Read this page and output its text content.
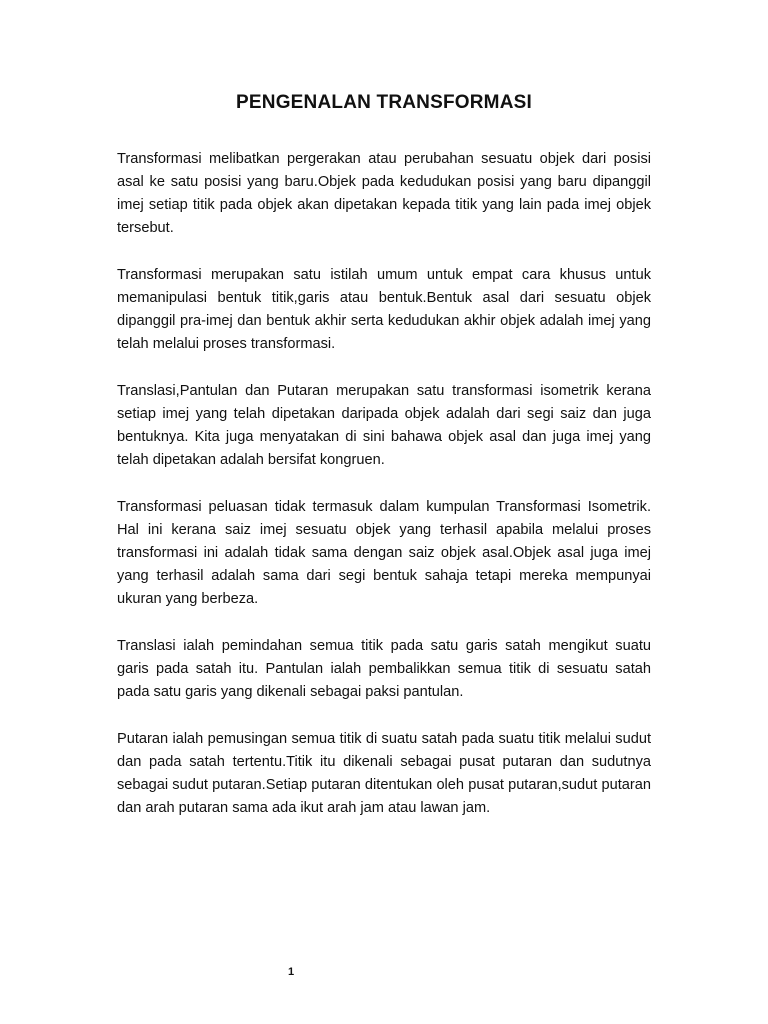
PENGENALAN TRANSFORMASI

Transformasi melibatkan pergerakan atau perubahan sesuatu objek dari posisi asal ke satu posisi yang baru.Objek pada kedudukan posisi yang baru dipanggil imej setiap titik pada objek akan dipetakan kepada titik yang lain pada imej objek tersebut.

Transformasi merupakan satu istilah umum untuk empat cara khusus untuk memanipulasi bentuk titik,garis atau bentuk.Bentuk asal dari sesuatu objek dipanggil pra-imej dan bentuk akhir serta kedudukan akhir objek adalah imej yang telah melalui proses transformasi.

Translasi,Pantulan dan Putaran merupakan satu transformasi isometrik kerana setiap imej yang telah dipetakan daripada objek adalah dari segi saiz dan juga bentuknya. Kita juga menyatakan di sini bahawa objek asal dan juga imej yang telah dipetakan adalah bersifat kongruen.

Transformasi peluasan tidak termasuk dalam kumpulan Transformasi Isometrik. Hal ini kerana saiz imej sesuatu objek yang terhasil apabila melalui proses transformasi ini adalah tidak sama dengan saiz objek asal.Objek asal juga imej yang terhasil adalah sama dari segi bentuk sahaja tetapi mereka mempunyai ukuran yang berbeza.

Translasi ialah pemindahan semua titik pada satu garis satah mengikut suatu garis pada satah itu. Pantulan ialah pembalikkan semua titik di sesuatu satah pada satu garis yang dikenali sebagai paksi pantulan.

Putaran ialah pemusingan semua titik di suatu satah pada suatu titik melalui sudut dan pada satah tertentu.Titik itu dikenali sebagai pusat putaran dan sudutnya sebagai sudut putaran.Setiap putaran ditentukan oleh pusat putaran,sudut putaran dan arah putaran sama ada ikut arah jam atau lawan jam.

1
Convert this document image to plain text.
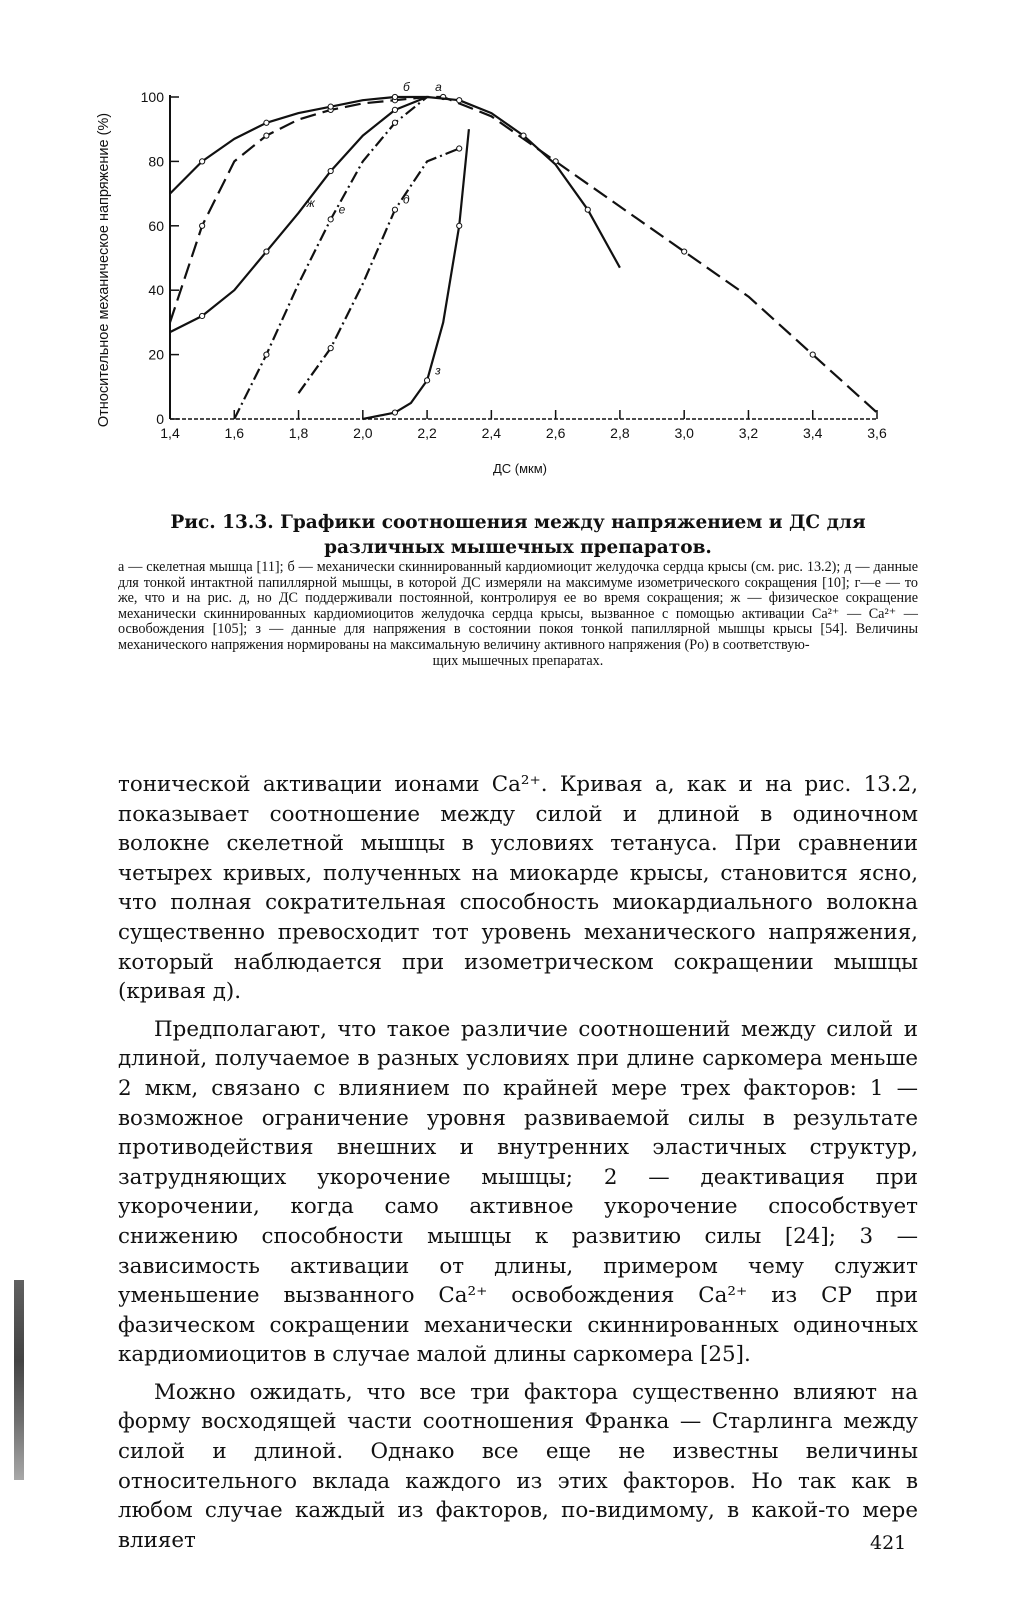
Относительное механическое напряжение (%)	0
20
40
60
80
100
1,4	1,6	1,8	2,0	2,2	2,4	2,6	2,8	3,0	3,2	3,4	3,6
а
б
д
е
ж
з
ДС (мкм)
Рис. 13.3. Графики соотношения между напряжением и ДС для различных мышечных препаратов.
а — скелетная мышца [11]; б — механически скиннированный кардиомиоцит желудочка сердца крысы (см. рис. 13.2); д — данные для тонкой интактной папиллярной мышцы, в которой ДС измеряли на максимуме изометрического сокращения [10]; г—е — то же, что и на рис. д, но ДС поддерживали постоянной, контролируя ее во время сокращения; ж — физическое сокращение механически скиннированных кардиомиоцитов желудочка сердца крысы, вызванное с помощью активации Ca²⁺ — Ca²⁺ — освобождения [105]; з — данные для напряжения в состоянии покоя тонкой папиллярной мышцы крысы [54]. Величины механического напряжения нормированы на максимальную величину активного напряжения (Po) в соответствую-
щих мышечных препаратах.

тонической активации ионами Ca²⁺. Кривая а, как и на рис. 13.2, показывает соотношение между силой и длиной в одиночном волокне скелетной мышцы в условиях тетануса. При сравнении четырех кривых, полученных на миокарде крысы, становится ясно, что полная сократительная способность миокардиального волокна существенно превосходит тот уровень механического напряжения, который наблюдается при изометрическом сокращении мышцы (кривая д).

Предполагают, что такое различие соотношений между силой и длиной, получаемое в разных условиях при длине саркомера меньше 2 мкм, связано с влиянием по крайней мере трех факторов: 1 — возможное ограничение уровня развиваемой силы в результате противодействия внешних и внутренних эластичных структур, затрудняющих укорочение мышцы; 2 — деактивация при укорочении, когда само активное укорочение способствует снижению способности мышцы к развитию силы [24]; 3 — зависимость активации от длины, примером чему служит уменьшение вызванного Ca²⁺ освобождения Ca²⁺ из СР при фазическом сокращении механически скиннированных одиночных кардиомиоцитов в случае малой длины саркомера [25].

Можно ожидать, что все три фактора существенно влияют на форму восходящей части соотношения Франка — Старлинга между силой и длиной. Однако все еще не известны величины относительного вклада каждого из этих факторов. Но так как в любом случае каждый из факторов, по-видимому, в какой-то мере влияет	421
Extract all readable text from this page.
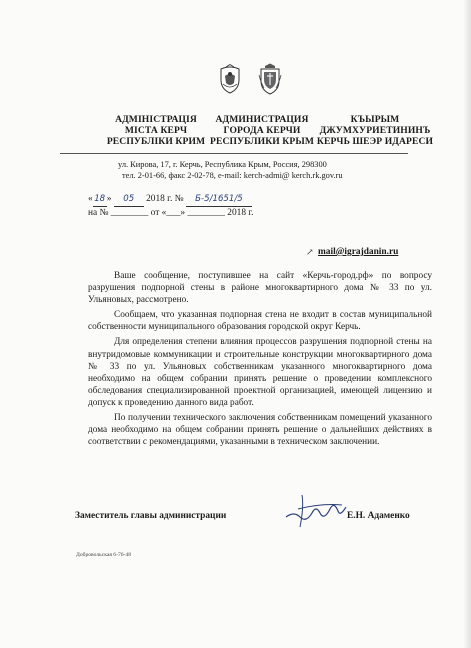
АДМІНІСТРАЦІЯ
МІСТА КЕРЧ
РЕСПУБЛІКИ КРИМ
АДМИНИСТРАЦИЯ
ГОРОДА КЕРЧИ
РЕСПУБЛИКИ КРЫМ
КЪЫРЫМ
ДЖУМХУРИЕТИНИНЪ
КЕРЧЬ ШЕЭР ИДАРЕСИ
ул. Кирова, 17, г. Керчь, Республика Крым, Россия, 298300
тел. 2-01-66, факс 2-02-78, e-mail: kerch-admi@ kerch.rk.gov.ru
« 18 » 05 2018 г. № Б-5/1651/5
на № ________ от «___» ________ 2018 г.
↗ mail@igrajdanin.ru

Ваше сообщение, поступившее на сайт «Керчь-город.рф» по вопросу разрушения подпорной стены в районе многоквартирного дома № 33 по ул. Ульяновых, рассмотрено.

Сообщаем, что указанная подпорная стена не входит в состав муниципальной собственности муниципального образования городской округ Керчь.

Для определения степени влияния процессов разрушения подпорной стены на внутридомовые коммуникации и строительные конструкции многоквартирного дома № 33 по ул. Ульяновых собственникам указанного многоквартирного дома необходимо на общем собрании принять решение о проведении комплексного обследования специализированной проектной организацией, имеющей лицензию и допуск к проведению данного вида работ.

По получении технического заключения собственникам помещений указанного дома необходимо на общем собрании принять решение о дальнейших действиях в соответствии с рекомендациями, указанными в техническом заключении.

Заместитель главы администрации	Е.Н. Адаменко
Добровольская 6-76-48
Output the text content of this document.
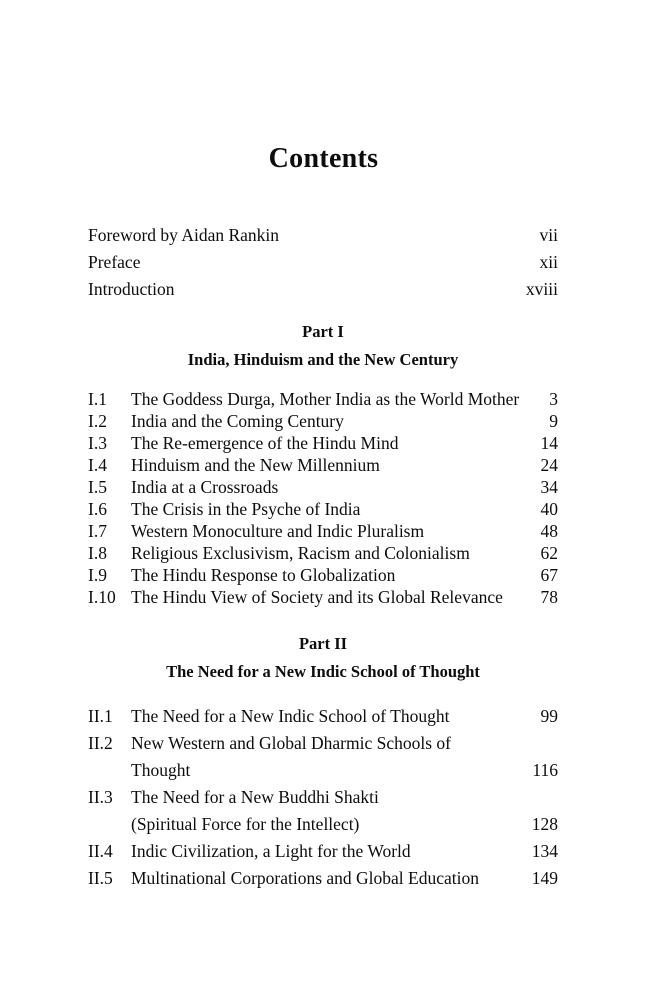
Contents
Foreword by Aidan Rankin	vii
Preface	xii
Introduction	xviii
Part I
India, Hinduism and the New Century
I.1	The Goddess Durga, Mother India as the World Mother	3
I.2	India and the Coming Century	9
I.3	The Re-emergence of the Hindu Mind	14
I.4	Hinduism and the New Millennium	24
I.5	India at a Crossroads	34
I.6	The Crisis in the Psyche of India	40
I.7	Western Monoculture and Indic Pluralism	48
I.8	Religious Exclusivism, Racism and Colonialism	62
I.9	The Hindu Response to Globalization	67
I.10 The Hindu View of Society and its Global Relevance	78
Part II
The Need for a New Indic School of Thought
II.1	The Need for a New Indic School of Thought	99
II.2	New Western and Global Dharmic Schools of
Thought	116
II.3	The Need for a New Buddhi Shakti
(Spiritual Force for the Intellect)	128
II.4	Indic Civilization, a Light for the World	134
II.5	Multinational Corporations and Global Education	149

THE EXERCISE: Determine how many lines in the listing above hold the word "мышечных", answering with the number only.

COMPLETE OUTPUT: 2